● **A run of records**
****************

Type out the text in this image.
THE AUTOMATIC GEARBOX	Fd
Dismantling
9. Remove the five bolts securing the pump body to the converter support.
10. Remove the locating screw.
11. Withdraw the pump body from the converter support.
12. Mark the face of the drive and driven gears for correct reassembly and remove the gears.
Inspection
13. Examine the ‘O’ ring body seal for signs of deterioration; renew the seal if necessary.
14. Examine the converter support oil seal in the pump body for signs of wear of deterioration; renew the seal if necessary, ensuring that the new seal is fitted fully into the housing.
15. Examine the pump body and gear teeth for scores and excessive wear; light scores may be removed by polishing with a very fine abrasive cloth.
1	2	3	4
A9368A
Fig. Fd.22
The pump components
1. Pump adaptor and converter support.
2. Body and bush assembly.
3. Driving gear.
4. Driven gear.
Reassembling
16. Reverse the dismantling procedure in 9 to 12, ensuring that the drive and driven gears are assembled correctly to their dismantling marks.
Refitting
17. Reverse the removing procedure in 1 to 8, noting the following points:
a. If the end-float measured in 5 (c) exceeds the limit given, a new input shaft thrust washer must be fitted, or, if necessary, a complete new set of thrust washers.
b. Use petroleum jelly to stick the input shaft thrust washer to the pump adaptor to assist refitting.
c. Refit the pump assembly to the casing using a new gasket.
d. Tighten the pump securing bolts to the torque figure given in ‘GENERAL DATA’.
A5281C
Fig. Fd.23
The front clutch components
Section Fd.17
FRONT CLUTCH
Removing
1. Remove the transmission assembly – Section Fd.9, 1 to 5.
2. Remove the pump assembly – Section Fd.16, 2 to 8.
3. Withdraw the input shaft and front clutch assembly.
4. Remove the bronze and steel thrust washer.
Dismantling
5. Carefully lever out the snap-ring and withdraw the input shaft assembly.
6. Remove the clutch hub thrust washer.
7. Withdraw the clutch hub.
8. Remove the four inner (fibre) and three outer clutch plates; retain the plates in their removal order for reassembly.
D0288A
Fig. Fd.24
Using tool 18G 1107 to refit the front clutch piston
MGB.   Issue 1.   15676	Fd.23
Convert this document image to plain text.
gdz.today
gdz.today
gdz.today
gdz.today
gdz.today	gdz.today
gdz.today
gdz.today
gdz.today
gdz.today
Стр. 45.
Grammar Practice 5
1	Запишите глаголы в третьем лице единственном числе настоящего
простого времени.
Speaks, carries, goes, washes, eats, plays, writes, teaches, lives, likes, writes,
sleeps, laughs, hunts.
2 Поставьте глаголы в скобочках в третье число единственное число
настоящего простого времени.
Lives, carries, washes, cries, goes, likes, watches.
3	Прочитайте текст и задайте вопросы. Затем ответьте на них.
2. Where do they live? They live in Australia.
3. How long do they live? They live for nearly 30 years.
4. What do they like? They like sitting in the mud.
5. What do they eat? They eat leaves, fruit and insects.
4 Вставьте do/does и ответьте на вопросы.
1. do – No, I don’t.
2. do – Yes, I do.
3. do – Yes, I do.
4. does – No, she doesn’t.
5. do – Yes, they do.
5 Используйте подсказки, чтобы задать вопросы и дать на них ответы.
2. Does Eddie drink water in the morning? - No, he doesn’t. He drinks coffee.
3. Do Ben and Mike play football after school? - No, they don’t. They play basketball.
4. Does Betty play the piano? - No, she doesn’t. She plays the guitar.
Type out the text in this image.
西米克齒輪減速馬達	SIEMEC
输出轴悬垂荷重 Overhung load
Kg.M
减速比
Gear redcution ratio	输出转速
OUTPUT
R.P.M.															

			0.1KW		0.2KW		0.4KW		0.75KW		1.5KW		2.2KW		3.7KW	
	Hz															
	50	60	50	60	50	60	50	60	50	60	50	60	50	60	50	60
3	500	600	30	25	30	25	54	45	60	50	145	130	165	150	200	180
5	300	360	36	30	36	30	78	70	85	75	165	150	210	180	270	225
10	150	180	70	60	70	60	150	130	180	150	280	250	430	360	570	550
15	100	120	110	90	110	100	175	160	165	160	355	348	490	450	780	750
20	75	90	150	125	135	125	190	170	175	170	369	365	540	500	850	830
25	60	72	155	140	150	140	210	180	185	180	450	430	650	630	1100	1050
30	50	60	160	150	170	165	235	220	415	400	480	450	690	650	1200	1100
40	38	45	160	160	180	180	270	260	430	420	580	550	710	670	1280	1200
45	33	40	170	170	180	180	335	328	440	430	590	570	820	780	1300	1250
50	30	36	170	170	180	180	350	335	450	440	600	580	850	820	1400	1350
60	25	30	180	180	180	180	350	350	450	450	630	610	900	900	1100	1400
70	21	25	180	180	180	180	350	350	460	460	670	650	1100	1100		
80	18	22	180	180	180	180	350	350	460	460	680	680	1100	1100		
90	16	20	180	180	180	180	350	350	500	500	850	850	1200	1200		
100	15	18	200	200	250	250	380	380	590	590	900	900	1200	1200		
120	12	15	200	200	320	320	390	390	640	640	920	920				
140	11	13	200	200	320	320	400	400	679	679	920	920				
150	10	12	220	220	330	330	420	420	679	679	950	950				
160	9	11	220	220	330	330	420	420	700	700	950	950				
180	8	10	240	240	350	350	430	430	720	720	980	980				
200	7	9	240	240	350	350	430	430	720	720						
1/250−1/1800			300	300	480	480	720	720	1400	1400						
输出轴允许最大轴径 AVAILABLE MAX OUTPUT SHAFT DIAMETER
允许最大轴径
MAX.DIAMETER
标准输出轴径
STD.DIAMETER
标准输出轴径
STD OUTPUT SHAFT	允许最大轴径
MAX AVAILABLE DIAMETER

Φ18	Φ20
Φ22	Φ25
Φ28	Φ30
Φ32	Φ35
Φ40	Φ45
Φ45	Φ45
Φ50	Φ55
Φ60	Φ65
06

****************

● **Aim of the task**
Your task is to give the records above again, exactly.

● **Exercise response**
Type out the text in this image.
THE AUTOMATIC GEARBOX	Fd
Dismantling
9. Remove the five bolts securing the pump body to the converter support.
10. Remove the locating screw.
11. Withdraw the pump body from the converter support.
12. Mark the face of the drive and driven gears for correct reassembly and remove the gears.
Inspection
13. Examine the ‘O’ ring body seal for signs of deterioration; renew the seal if necessary.
14. Examine the converter support oil seal in the pump body for signs of wear of deterioration; renew the seal if necessary, ensuring that the new seal is fitted fully into the housing.
15. Examine the pump body and gear teeth for scores and excessive wear; light scores may be removed by polishing with a very fine abrasive cloth.
1	2	3	4
A9368A
Fig. Fd.22
The pump components
1. Pump adaptor and converter support.
2. Body and bush assembly.
3. Driving gear.
4. Driven gear.
Reassembling
16. Reverse the dismantling procedure in 9 to 12, ensuring that the drive and driven gears are assembled correctly to their dismantling marks.
Refitting
17. Reverse the removing procedure in 1 to 8, noting the following points:
a. If the end-float measured in 5 (c) exceeds the limit given, a new input shaft thrust washer must be fitted, or, if necessary, a complete new set of thrust washers.
b. Use petroleum jelly to stick the input shaft thrust washer to the pump adaptor to assist refitting.
c. Refit the pump assembly to the casing using a new gasket.
d. Tighten the pump securing bolts to the torque figure given in ‘GENERAL DATA’.
A5281C
Fig. Fd.23
The front clutch components
Section Fd.17
FRONT CLUTCH
Removing
1. Remove the transmission assembly – Section Fd.9, 1 to 5.
2. Remove the pump assembly – Section Fd.16, 2 to 8.
3. Withdraw the input shaft and front clutch assembly.
4. Remove the bronze and steel thrust washer.
Dismantling
5. Carefully lever out the snap-ring and withdraw the input shaft assembly.
6. Remove the clutch hub thrust washer.
7. Withdraw the clutch hub.
8. Remove the four inner (fibre) and three outer clutch plates; retain the plates in their removal order for reassembly.
D0288A
Fig. Fd.24
Using tool 18G 1107 to refit the front clutch piston
MGB.   Issue 1.   15676	Fd.23
Convert this document image to plain text.
gdz.today
gdz.today
gdz.today
gdz.today
gdz.today	gdz.today
gdz.today
gdz.today
gdz.today
gdz.today
Стр. 45.
Grammar Practice 5
1	Запишите глаголы в третьем лице единственном числе настоящего
простого времени.
Speaks, carries, goes, washes, eats, plays, writes, teaches, lives, likes, writes,
sleeps, laughs, hunts.
2 Поставьте глаголы в скобочках в третье число единственное число
настоящего простого времени.
Lives, carries, washes, cries, goes, likes, watches.
3	Прочитайте текст и задайте вопросы. Затем ответьте на них.
2. Where do they live? They live in Australia.
3. How long do they live? They live for nearly 30 years.
4. What do they like? They like sitting in the mud.
5. What do they eat? They eat leaves, fruit and insects.
4 Вставьте do/does и ответьте на вопросы.
1. do – No, I don’t.
2. do – Yes, I do.
3. do – Yes, I do.
4. does – No, she doesn’t.
5. do – Yes, they do.
5 Используйте подсказки, чтобы задать вопросы и дать на них ответы.
2. Does Eddie drink water in the morning? - No, he doesn’t. He drinks coffee.
3. Do Ben and Mike play football after school? - No, they don’t. They play basketball.
4. Does Betty play the piano? - No, she doesn’t. She plays the guitar.
Type out the text in this image.
西米克齒輪減速馬達	SIEMEC
输出轴悬垂荷重 Overhung load
Kg.M
减速比
Gear redcution ratio	输出转速
OUTPUT
R.P.M.															

			0.1KW		0.2KW		0.4KW		0.75KW		1.5KW		2.2KW		3.7KW	
	Hz															
	50	60	50	60	50	60	50	60	50	60	50	60	50	60	50	60
3	500	600	30	25	30	25	54	45	60	50	145	130	165	150	200	180
5	300	360	36	30	36	30	78	70	85	75	165	150	210	180	270	225
10	150	180	70	60	70	60	150	130	180	150	280	250	430	360	570	550
15	100	120	110	90	110	100	175	160	165	160	355	348	490	450	780	750
20	75	90	150	125	135	125	190	170	175	170	369	365	540	500	850	830
25	60	72	155	140	150	140	210	180	185	180	450	430	650	630	1100	1050
30	50	60	160	150	170	165	235	220	415	400	480	450	690	650	1200	1100
40	38	45	160	160	180	180	270	260	430	420	580	550	710	670	1280	1200
45	33	40	170	170	180	180	335	328	440	430	590	570	820	780	1300	1250
50	30	36	170	170	180	180	350	335	450	440	600	580	850	820	1400	1350
60	25	30	180	180	180	180	350	350	450	450	630	610	900	900	1100	1400
70	21	25	180	180	180	180	350	350	460	460	670	650	1100	1100		
80	18	22	180	180	180	180	350	350	460	460	680	680	1100	1100		
90	16	20	180	180	180	180	350	350	500	500	850	850	1200	1200		
100	15	18	200	200	250	250	380	380	590	590	900	900	1200	1200		
120	12	15	200	200	320	320	390	390	640	640	920	920				
140	11	13	200	200	320	320	400	400	679	679	920	920				
150	10	12	220	220	330	330	420	420	679	679	950	950				
160	9	11	220	220	330	330	420	420	700	700	950	950				
180	8	10	240	240	350	350	430	430	720	720	980	980				
200	7	9	240	240	350	350	430	430	720	720						
1/250−1/1800			300	300	480	480	720	720	1400	1400						
输出轴允许最大轴径 AVAILABLE MAX OUTPUT SHAFT DIAMETER
允许最大轴径
MAX.DIAMETER
标准输出轴径
STD.DIAMETER
标准输出轴径
STD OUTPUT SHAFT	允许最大轴径
MAX AVAILABLE DIAMETER

Φ18	Φ20
Φ22	Φ25
Φ28	Φ30
Φ32	Φ35
Φ40	Φ45
Φ45	Φ45
Φ50	Φ55
Φ60	Φ65
06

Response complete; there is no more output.